--- Begin Task data ---

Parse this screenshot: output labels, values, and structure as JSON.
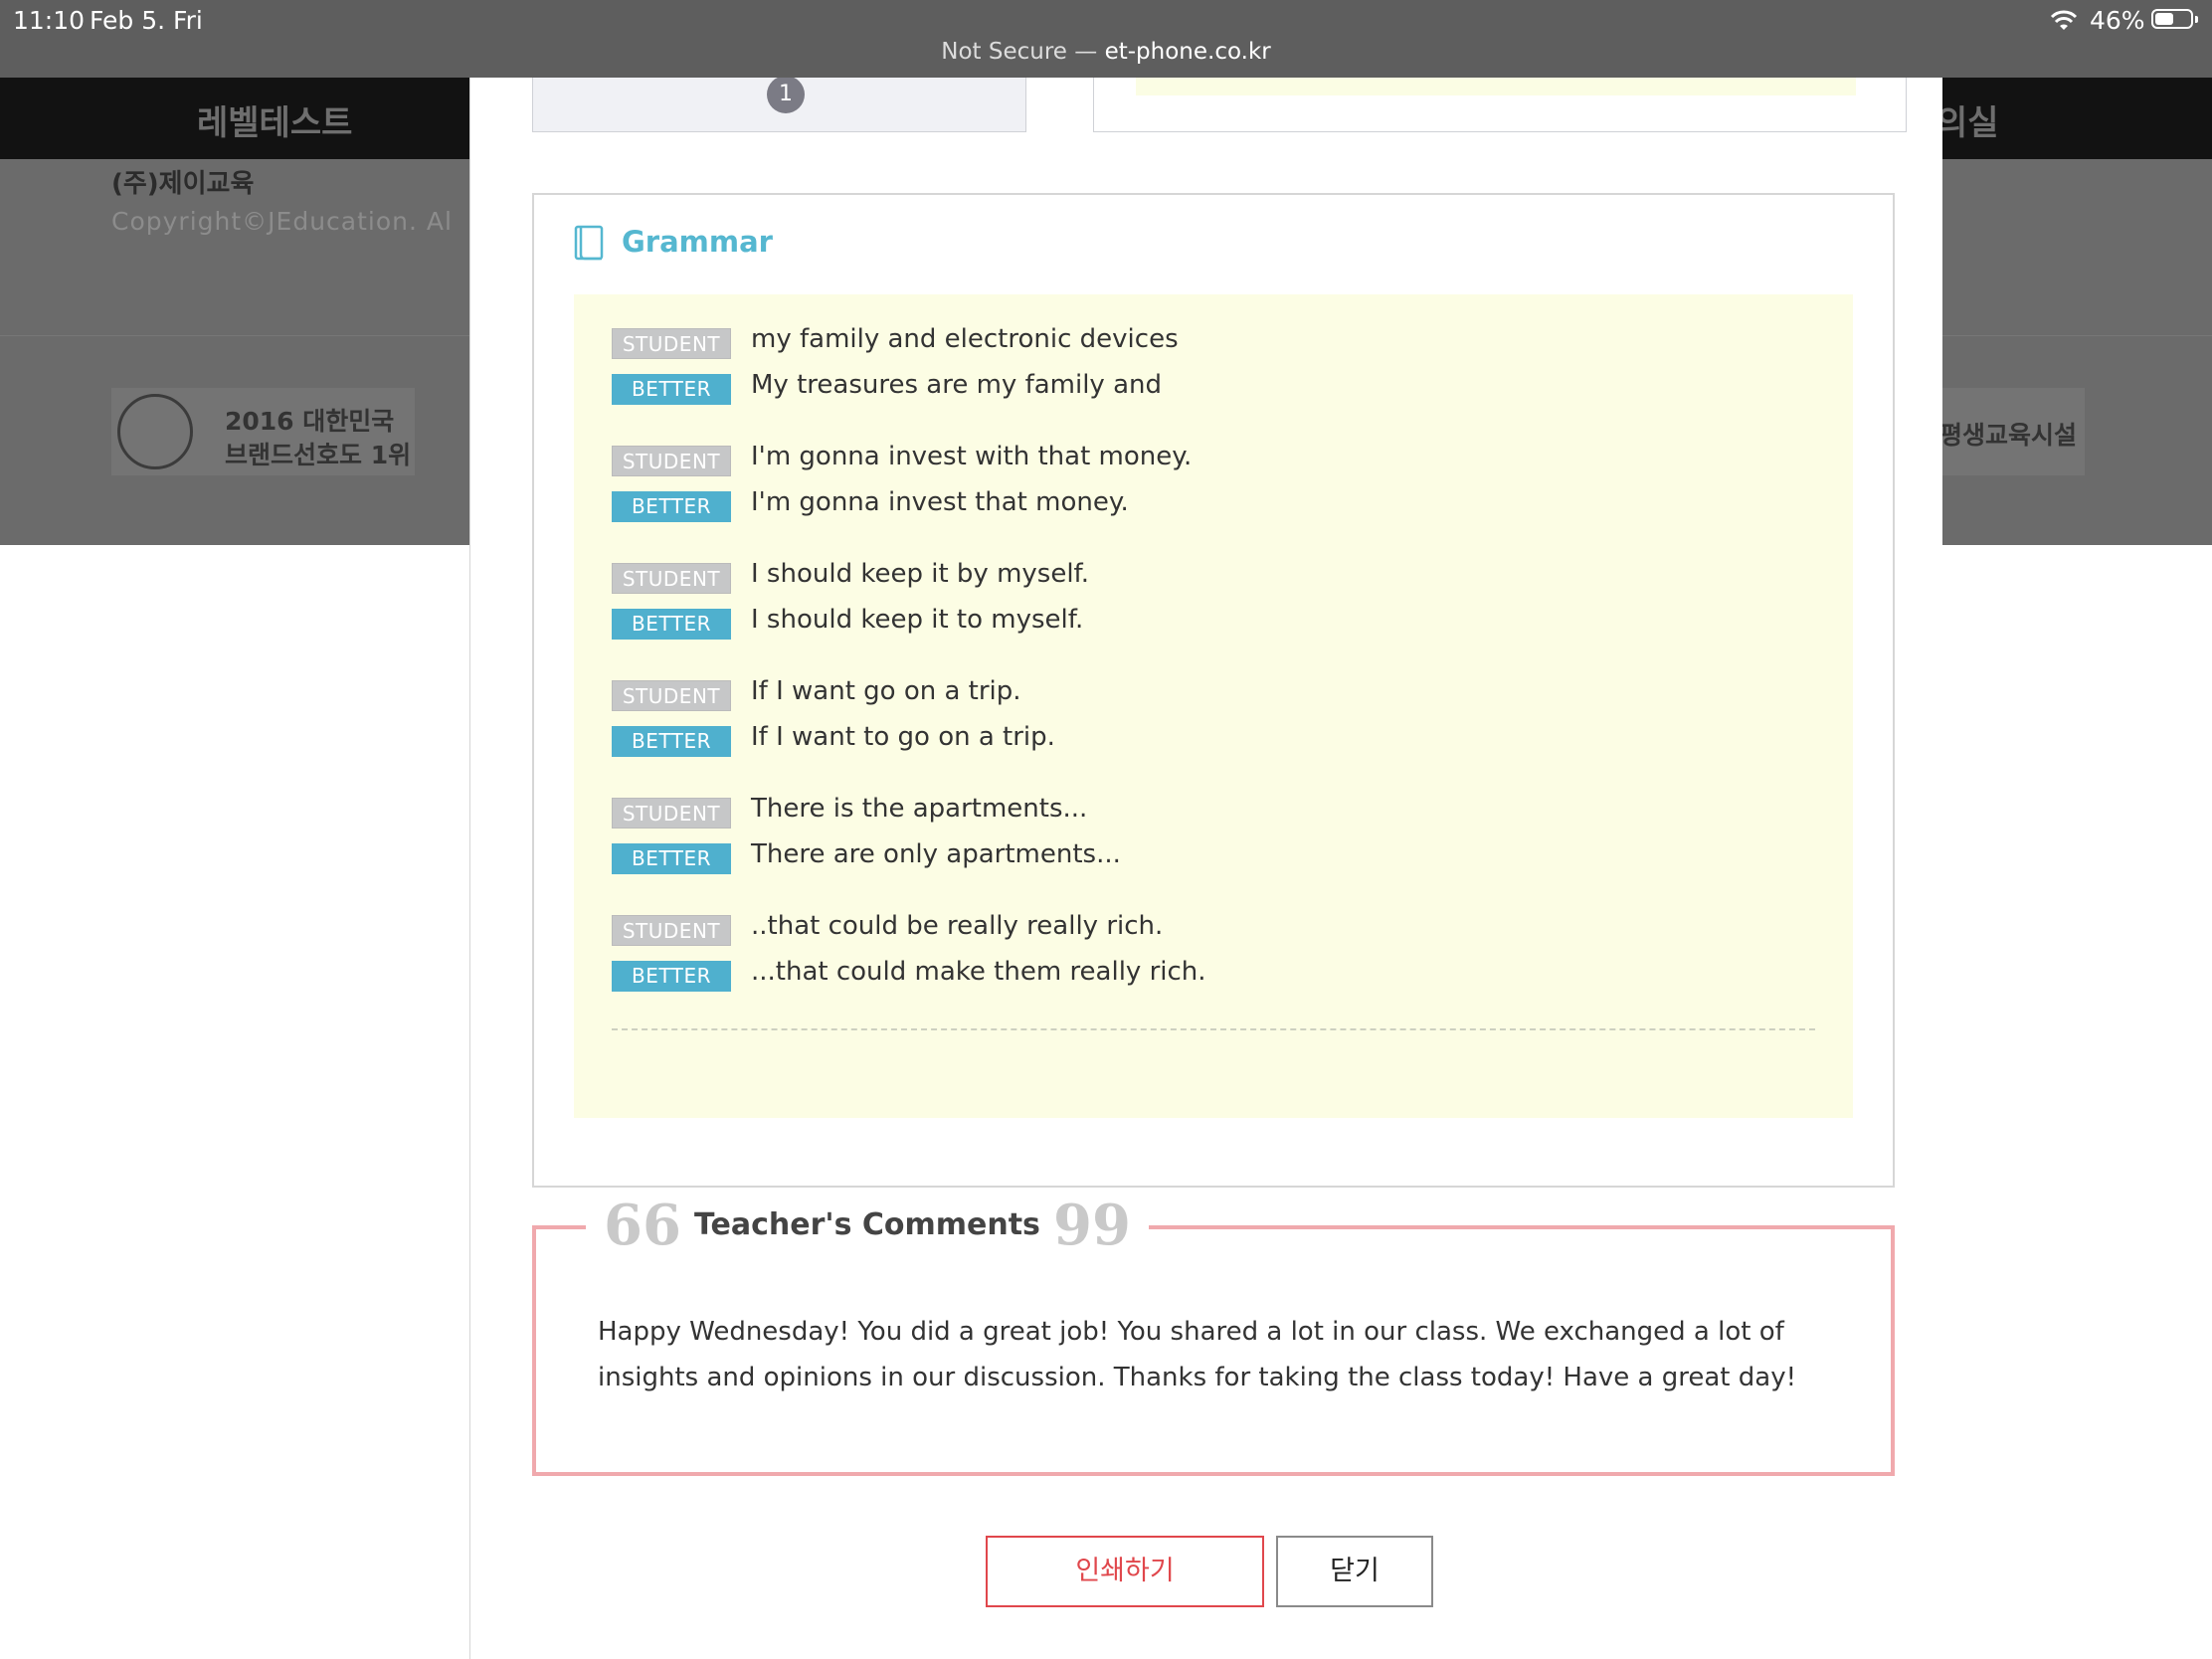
{
  "status_bar": {
    "time": "11:10",
    "date": "Feb 5. Fri",
    "battery": "46%",
    "url_prefix": "Not Secure — ",
    "url_domain": "et-phone.co.kr"
  },
  "background_site": {
    "nav_left": "레벨테스트",
    "nav_right": "의실",
    "company": "(주)제이교육",
    "copyright": "Copyright©JEducation. Al",
    "award_line1": "2016 대한민국",
    "award_line2": "브랜드선호도 1위",
    "lifelong": "평생교육시설"
  },
  "prev_section": {
    "page_number": "1"
  },
  "grammar": {
    "title": "Grammar",
    "student_label": "STUDENT",
    "better_label": "BETTER",
    "pairs": [
      {
        "student": "my family and electronic devices",
        "better": "My treasures are my family and"
      },
      {
        "student": "I'm gonna invest with that money.",
        "better": "I'm gonna invest that money."
      },
      {
        "student": "I should keep it by myself.",
        "better": "I should keep it to myself."
      },
      {
        "student": "If I want go on a trip.",
        "better": "If I want to go on a trip."
      },
      {
        "student": "There is the apartments...",
        "better": "There are only apartments..."
      },
      {
        "student": "..that could be really really rich.",
        "better": "...that could make them really rich."
      }
    ]
  },
  "comments": {
    "title": "Teacher's Comments",
    "open_quote": "66",
    "close_quote": "99",
    "text": "Happy Wednesday! You did a great job! You shared a lot in our class. We exchanged a lot of insights and opinions in our discussion. Thanks for taking the class today! Have a great day!"
  },
  "buttons": {
    "print": "인쇄하기",
    "close": "닫기"
  },
  "colors": {
    "accent_blue": "#4fb0ce",
    "grammar_title": "#55b7d0",
    "comment_border": "#f0a9ad",
    "print_red": "#e0474c",
    "yellow_bg": "#fcfde4"
  }
}
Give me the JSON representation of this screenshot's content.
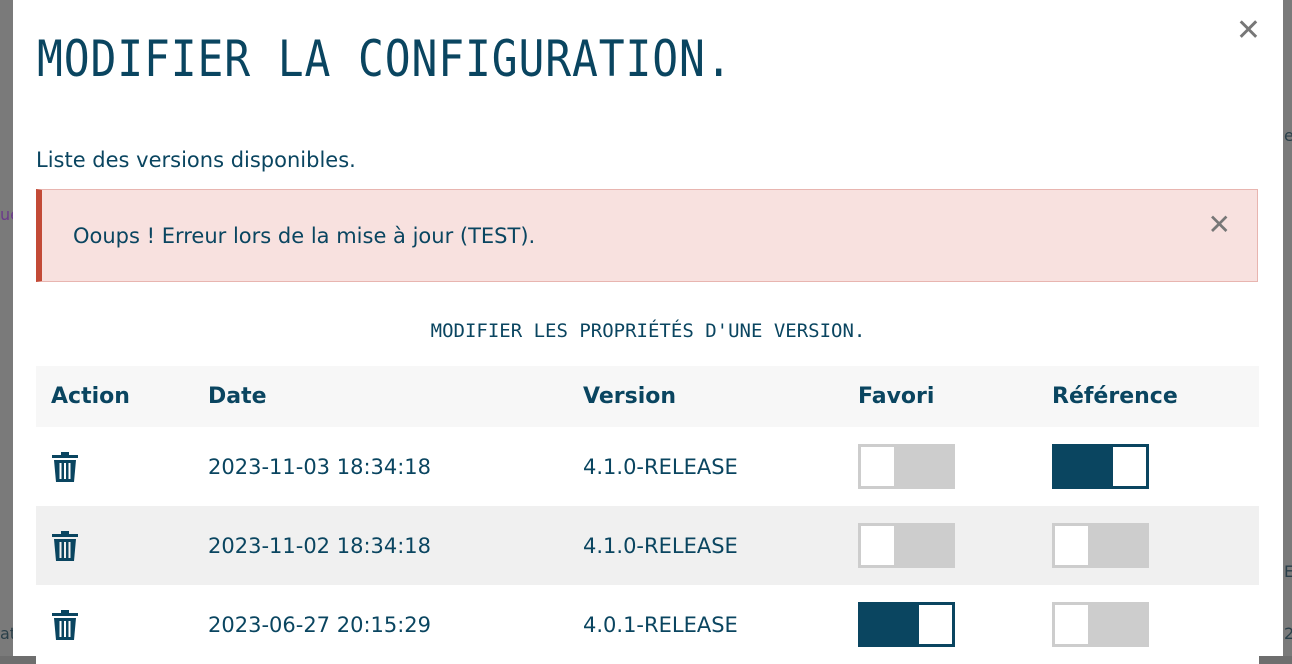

--- End Task data ---

Given exercise = Copy every line above word for word and exclude the pictures.

The response =
Parse this screenshot: output labels, values, and structure as JSON.
{
  "status_bar": {
    "time": "11:10",
    "date": "Feb 5. Fri",
    "battery": "46%",
    "url_prefix": "Not Secure — ",
    "url_domain": "et-phone.co.kr"
  },
  "background_site": {
    "nav_left": "레벨테스트",
    "nav_right": "의실",
    "company": "(주)제이교육",
    "copyright": "Copyright©JEducation. Al",
    "award_line1": "2016 대한민국",
    "award_line2": "브랜드선호도 1위",
    "lifelong": "평생교육시설"
  },
  "prev_section": {
    "page_number": "1"
  },
  "grammar": {
    "title": "Grammar",
    "student_label": "STUDENT",
    "better_label": "BETTER",
    "pairs": [
      {
        "student": "my family and electronic devices",
        "better": "My treasures are my family and"
      },
      {
        "student": "I'm gonna invest with that money.",
        "better": "I'm gonna invest that money."
      },
      {
        "student": "I should keep it by myself.",
        "better": "I should keep it to myself."
      },
      {
        "student": "If I want go on a trip.",
        "better": "If I want to go on a trip."
      },
      {
        "student": "There is the apartments...",
        "better": "There are only apartments..."
      },
      {
        "student": "..that could be really really rich.",
        "better": "...that could make them really rich."
      }
    ]
  },
  "comments": {
    "title": "Teacher's Comments",
    "open_quote": "66",
    "close_quote": "99",
    "text": "Happy Wednesday! You did a great job! You shared a lot in our class. We exchanged a lot of insights and opinions in our discussion. Thanks for taking the class today! Have a great day!"
  },
  "buttons": {
    "print": "인쇄하기",
    "close": "닫기"
  },
  "colors": {
    "accent_blue": "#4fb0ce",
    "grammar_title": "#55b7d0",
    "comment_border": "#f0a9ad",
    "print_red": "#e0474c",
    "yellow_bg": "#fcfde4"
  }
}
Give me the JSON representation of this screenshot's content.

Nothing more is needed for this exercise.